Records from a dataset |
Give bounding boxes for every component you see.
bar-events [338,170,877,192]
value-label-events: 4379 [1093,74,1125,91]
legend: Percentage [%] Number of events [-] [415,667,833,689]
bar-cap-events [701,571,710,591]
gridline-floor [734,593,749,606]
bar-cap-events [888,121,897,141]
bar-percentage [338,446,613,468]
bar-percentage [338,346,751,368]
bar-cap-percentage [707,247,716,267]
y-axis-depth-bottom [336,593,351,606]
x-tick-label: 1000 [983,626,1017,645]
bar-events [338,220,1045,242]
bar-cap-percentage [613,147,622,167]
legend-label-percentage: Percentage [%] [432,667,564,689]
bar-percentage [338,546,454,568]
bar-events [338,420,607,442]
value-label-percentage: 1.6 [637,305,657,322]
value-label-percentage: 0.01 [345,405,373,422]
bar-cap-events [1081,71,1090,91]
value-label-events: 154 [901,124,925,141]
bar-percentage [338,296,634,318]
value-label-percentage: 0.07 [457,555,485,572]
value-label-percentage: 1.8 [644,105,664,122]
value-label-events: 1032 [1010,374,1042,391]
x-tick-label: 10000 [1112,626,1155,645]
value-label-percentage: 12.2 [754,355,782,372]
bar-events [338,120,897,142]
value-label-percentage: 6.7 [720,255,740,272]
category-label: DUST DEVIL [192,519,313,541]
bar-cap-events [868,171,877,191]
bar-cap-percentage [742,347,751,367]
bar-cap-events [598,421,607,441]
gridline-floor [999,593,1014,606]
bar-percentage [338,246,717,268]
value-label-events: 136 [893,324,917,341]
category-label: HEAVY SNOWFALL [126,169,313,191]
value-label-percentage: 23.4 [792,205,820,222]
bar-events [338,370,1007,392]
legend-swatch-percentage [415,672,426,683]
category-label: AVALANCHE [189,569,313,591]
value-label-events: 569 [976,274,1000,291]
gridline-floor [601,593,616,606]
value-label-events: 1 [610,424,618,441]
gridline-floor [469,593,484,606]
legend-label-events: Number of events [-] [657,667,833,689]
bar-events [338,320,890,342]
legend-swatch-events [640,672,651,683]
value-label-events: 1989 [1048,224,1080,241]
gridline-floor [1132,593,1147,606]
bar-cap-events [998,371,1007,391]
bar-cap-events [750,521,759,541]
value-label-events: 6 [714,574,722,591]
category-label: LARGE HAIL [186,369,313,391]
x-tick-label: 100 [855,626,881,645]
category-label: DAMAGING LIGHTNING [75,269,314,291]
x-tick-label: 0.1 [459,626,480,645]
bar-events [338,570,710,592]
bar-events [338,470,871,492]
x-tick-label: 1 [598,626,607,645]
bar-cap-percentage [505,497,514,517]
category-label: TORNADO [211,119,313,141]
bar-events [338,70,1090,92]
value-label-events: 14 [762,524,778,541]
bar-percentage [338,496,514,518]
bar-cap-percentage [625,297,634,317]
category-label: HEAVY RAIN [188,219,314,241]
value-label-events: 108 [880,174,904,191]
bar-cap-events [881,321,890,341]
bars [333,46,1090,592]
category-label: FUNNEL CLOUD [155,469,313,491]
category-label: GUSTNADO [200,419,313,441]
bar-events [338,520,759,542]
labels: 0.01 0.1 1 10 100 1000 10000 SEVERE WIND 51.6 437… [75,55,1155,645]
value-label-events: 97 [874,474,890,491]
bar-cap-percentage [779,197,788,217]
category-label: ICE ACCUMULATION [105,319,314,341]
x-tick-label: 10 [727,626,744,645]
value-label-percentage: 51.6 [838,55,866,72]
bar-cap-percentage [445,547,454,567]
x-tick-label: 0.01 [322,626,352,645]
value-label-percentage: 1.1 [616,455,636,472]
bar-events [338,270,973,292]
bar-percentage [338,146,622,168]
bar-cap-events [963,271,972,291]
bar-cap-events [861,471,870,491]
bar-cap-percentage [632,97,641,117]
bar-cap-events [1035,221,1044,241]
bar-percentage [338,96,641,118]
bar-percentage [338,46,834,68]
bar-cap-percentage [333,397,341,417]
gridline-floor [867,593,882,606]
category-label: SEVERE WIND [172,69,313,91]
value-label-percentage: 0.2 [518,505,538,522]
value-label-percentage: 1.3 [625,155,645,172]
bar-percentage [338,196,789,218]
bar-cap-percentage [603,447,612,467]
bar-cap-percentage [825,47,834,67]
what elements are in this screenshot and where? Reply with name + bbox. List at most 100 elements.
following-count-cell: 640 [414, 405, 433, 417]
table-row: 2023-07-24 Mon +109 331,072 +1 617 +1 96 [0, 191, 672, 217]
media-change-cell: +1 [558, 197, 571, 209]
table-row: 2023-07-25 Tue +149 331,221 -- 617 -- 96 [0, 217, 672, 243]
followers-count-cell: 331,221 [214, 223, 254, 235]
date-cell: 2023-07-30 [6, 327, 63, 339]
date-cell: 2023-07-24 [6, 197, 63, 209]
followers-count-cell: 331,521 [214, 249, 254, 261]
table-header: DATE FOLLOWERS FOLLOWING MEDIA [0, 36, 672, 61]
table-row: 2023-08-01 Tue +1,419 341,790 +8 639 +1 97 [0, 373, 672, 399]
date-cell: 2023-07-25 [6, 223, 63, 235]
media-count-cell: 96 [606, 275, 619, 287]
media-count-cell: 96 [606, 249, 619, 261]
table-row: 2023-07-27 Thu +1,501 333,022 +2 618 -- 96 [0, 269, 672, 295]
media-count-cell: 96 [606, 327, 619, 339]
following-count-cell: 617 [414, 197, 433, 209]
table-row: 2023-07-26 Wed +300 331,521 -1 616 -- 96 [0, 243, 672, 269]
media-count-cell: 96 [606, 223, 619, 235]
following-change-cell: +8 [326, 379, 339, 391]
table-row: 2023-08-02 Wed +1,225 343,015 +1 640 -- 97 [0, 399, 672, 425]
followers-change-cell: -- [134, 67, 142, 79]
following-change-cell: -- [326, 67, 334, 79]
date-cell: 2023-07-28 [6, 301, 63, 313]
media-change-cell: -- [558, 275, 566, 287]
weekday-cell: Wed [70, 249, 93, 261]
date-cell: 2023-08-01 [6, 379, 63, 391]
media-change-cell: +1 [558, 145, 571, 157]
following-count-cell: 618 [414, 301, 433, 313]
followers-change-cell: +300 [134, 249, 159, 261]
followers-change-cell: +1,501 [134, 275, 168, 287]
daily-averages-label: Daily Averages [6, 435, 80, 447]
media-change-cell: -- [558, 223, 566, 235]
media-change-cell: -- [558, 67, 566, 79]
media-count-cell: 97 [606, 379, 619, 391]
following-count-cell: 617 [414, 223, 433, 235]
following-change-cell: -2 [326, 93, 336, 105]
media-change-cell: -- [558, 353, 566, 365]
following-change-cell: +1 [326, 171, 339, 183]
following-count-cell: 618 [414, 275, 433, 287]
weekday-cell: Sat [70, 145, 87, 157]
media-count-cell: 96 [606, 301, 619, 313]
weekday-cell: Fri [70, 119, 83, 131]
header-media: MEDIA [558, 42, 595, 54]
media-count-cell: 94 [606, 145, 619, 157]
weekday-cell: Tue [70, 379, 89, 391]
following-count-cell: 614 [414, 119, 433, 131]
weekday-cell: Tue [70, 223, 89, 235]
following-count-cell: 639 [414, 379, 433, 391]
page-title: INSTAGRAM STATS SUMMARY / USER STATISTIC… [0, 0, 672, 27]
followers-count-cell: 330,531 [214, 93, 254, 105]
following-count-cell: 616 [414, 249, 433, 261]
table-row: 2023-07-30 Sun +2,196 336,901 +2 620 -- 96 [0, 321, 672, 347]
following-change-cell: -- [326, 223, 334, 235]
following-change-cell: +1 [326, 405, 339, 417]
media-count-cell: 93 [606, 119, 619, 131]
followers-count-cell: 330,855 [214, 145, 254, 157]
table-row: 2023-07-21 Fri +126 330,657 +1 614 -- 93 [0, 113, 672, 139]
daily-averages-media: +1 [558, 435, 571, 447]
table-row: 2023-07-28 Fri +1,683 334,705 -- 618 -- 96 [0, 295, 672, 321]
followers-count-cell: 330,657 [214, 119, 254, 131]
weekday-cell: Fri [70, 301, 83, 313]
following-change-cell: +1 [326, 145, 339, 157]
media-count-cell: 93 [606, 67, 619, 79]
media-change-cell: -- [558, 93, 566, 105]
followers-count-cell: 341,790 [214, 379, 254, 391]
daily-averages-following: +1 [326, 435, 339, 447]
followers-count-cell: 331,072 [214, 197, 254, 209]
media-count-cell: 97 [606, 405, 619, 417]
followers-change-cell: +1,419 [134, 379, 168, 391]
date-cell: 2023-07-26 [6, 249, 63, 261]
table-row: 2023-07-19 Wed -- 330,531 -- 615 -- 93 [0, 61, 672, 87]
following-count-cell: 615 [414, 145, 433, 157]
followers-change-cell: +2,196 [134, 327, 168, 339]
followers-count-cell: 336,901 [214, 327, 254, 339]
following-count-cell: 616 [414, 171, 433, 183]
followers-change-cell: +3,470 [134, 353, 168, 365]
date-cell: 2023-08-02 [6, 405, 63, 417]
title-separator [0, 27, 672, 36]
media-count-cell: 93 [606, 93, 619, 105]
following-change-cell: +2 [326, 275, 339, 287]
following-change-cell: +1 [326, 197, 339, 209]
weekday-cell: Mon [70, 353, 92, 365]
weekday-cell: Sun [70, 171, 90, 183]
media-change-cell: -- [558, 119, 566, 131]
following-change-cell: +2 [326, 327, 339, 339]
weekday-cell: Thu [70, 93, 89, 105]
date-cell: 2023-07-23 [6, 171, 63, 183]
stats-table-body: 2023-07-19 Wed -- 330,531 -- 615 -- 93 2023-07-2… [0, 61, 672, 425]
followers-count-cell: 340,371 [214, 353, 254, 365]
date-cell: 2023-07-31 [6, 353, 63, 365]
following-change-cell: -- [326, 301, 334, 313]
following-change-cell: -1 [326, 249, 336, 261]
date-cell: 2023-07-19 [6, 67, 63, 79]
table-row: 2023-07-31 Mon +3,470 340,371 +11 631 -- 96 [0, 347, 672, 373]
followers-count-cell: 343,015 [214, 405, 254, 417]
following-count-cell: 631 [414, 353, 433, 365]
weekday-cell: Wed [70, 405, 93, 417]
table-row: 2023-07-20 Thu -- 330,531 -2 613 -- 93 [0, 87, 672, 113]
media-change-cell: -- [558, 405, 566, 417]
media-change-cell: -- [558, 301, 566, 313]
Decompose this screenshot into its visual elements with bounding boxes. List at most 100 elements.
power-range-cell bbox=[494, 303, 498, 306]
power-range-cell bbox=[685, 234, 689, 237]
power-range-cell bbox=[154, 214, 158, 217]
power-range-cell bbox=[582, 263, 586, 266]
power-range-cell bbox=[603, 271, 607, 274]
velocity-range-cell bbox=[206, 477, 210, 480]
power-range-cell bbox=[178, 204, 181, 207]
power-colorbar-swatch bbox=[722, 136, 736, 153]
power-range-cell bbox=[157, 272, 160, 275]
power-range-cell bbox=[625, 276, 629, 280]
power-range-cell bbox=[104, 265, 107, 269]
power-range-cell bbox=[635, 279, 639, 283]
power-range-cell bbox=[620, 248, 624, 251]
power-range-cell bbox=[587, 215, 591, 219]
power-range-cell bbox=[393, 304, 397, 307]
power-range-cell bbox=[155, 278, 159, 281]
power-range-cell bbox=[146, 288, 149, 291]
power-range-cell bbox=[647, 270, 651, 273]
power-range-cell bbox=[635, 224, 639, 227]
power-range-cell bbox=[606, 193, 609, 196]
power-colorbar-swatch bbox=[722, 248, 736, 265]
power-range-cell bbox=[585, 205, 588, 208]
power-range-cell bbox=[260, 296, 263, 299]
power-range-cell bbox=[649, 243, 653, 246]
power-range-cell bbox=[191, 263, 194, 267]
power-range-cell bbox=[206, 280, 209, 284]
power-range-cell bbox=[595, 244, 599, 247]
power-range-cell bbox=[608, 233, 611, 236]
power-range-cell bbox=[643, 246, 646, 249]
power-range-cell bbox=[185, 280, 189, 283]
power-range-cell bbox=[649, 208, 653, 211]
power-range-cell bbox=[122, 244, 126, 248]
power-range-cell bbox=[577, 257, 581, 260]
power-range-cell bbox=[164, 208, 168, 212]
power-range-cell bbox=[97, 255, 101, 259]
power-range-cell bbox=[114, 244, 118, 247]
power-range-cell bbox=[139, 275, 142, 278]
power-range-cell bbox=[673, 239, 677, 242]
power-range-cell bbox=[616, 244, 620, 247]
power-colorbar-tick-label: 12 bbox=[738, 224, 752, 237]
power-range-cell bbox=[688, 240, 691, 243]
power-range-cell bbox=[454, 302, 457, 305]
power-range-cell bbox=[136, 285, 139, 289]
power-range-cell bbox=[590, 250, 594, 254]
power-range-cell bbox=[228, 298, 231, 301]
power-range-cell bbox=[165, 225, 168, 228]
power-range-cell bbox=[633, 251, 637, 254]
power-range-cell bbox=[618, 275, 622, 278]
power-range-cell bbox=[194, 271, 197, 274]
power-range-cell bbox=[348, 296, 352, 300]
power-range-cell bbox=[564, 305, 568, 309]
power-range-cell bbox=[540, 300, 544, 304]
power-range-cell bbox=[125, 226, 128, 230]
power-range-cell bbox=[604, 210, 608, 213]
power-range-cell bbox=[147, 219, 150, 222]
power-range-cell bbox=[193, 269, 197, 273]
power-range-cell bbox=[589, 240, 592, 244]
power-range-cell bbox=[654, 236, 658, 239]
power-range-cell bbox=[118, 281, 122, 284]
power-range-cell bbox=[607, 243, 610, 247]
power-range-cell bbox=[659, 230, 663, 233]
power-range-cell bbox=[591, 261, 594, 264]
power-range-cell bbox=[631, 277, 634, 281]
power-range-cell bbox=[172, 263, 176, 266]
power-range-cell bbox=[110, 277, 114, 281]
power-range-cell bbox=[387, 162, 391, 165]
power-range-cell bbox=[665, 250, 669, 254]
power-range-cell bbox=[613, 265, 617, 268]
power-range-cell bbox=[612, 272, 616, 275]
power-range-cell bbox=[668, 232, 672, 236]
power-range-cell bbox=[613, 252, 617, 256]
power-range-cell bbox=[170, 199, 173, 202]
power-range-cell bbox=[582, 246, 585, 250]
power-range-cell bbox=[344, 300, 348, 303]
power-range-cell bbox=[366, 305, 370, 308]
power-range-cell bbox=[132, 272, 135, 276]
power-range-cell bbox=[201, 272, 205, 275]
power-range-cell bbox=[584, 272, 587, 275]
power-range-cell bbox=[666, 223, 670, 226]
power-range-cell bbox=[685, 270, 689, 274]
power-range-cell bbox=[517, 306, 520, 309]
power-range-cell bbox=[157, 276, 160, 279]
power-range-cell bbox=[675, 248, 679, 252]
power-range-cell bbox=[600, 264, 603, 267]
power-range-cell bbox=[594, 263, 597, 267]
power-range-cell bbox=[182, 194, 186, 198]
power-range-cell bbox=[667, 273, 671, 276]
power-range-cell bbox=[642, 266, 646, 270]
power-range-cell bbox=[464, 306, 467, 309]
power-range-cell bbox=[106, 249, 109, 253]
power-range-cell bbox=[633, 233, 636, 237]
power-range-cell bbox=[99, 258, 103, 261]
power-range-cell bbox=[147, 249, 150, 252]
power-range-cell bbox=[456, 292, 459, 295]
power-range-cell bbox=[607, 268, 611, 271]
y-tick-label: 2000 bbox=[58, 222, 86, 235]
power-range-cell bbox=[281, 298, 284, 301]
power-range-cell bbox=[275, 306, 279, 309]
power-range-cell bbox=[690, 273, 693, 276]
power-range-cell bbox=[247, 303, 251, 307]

YOUR INSTRUCTIONS | Can you turn the listing's lines, from its first line through the line holding "bar-cap-events [888,121,897,141]", inclusive, into a numbered list with any blank lines left out?

FINISHED ANSWER |
1. Give bounding boxes for every component you see.
2. bar-events [338,170,877,192]
3. value-label-events: 4379 [1093,74,1125,91]
4. legend: Percentage [%] Number of events [-] [415,667,833,689]
5. bar-cap-events [701,571,710,591]
6. gridline-floor [734,593,749,606]
7. bar-cap-events [888,121,897,141]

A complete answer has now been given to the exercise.